INSTRUCTIONS FOR THE TASK
Please list all lines of the material below in which the string "this" occurs.

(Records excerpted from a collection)
##########

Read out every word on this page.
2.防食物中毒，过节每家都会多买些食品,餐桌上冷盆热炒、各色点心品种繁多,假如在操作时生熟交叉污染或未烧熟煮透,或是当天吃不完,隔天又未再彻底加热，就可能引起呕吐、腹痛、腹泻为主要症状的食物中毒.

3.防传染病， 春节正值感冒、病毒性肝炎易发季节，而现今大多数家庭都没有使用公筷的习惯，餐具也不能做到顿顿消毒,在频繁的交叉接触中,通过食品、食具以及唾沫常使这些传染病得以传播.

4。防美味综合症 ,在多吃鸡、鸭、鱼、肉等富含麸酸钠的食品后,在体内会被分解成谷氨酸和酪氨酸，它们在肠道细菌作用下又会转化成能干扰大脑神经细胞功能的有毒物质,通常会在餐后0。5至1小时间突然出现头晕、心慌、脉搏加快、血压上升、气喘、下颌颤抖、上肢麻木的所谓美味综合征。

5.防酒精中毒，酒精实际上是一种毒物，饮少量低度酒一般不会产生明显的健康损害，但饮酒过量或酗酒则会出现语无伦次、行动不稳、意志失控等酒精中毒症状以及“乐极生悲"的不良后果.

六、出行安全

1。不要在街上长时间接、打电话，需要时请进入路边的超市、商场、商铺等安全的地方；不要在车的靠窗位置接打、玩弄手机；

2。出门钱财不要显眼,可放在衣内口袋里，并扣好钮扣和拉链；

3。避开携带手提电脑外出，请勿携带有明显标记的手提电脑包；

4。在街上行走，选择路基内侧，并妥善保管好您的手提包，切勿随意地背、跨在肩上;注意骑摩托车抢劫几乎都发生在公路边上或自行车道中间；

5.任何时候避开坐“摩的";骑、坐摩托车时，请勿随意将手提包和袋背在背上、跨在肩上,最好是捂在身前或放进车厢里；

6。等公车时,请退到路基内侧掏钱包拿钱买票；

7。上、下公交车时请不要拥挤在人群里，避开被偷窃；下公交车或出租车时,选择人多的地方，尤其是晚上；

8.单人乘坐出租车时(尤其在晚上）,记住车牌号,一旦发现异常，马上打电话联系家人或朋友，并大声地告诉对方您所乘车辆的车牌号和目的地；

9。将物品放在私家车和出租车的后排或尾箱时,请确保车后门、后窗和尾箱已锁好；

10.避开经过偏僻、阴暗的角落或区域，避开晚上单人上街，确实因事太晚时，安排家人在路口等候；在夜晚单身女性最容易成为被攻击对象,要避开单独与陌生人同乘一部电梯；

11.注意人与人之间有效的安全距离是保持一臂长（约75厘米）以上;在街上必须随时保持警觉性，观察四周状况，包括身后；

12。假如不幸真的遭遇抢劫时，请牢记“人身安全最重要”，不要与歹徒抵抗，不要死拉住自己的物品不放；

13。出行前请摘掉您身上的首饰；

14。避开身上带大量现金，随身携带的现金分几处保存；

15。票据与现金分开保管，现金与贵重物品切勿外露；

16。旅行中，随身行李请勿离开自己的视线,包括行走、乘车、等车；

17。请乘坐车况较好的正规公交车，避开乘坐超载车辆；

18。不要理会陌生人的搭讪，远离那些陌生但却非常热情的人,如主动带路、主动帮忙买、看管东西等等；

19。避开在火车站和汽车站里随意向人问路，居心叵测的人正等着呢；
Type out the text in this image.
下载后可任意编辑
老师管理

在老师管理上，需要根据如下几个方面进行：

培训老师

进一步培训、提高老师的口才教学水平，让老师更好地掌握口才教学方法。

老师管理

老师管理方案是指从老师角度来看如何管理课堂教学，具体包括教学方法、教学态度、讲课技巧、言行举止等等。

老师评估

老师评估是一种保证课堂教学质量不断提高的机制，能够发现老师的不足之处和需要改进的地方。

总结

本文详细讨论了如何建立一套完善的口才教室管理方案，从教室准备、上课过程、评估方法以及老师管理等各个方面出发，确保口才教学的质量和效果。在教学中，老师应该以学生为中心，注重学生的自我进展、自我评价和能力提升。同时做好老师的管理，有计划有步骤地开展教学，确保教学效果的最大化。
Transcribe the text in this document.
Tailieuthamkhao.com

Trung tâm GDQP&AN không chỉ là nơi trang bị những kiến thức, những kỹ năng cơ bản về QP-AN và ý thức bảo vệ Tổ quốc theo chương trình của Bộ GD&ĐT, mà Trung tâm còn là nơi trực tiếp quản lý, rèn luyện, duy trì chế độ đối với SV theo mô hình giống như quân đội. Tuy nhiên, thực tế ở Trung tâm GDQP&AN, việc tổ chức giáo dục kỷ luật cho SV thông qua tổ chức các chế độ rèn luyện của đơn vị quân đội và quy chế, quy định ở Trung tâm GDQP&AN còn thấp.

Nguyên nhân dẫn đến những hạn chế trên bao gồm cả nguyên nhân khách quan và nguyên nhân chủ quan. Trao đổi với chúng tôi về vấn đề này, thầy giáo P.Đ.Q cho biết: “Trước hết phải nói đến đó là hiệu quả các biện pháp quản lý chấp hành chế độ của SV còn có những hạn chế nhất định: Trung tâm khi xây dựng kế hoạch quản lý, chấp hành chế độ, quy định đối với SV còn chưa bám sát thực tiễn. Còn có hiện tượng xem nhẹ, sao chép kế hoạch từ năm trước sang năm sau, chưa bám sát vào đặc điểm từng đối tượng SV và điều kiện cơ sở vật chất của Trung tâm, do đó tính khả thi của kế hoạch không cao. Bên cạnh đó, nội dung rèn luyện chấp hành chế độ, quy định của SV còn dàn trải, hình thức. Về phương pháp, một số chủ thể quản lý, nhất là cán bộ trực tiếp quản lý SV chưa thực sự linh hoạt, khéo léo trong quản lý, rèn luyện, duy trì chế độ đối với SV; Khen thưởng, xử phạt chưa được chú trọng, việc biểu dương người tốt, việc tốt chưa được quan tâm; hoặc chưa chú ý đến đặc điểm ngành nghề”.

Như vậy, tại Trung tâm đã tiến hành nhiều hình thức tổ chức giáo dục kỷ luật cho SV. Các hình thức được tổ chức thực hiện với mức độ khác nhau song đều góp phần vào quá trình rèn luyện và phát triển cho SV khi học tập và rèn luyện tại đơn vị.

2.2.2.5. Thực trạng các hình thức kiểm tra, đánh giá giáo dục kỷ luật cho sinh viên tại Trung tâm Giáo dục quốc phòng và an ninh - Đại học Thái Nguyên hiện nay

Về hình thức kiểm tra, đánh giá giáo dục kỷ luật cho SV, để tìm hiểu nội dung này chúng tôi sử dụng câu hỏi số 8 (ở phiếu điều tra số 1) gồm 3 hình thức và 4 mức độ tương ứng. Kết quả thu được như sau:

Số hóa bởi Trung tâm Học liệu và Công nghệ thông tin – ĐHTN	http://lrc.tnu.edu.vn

##########

OUTPUT OF THE TASK
Read out every word on this page.
Type out the text in this image.
Transcribe the text in this document.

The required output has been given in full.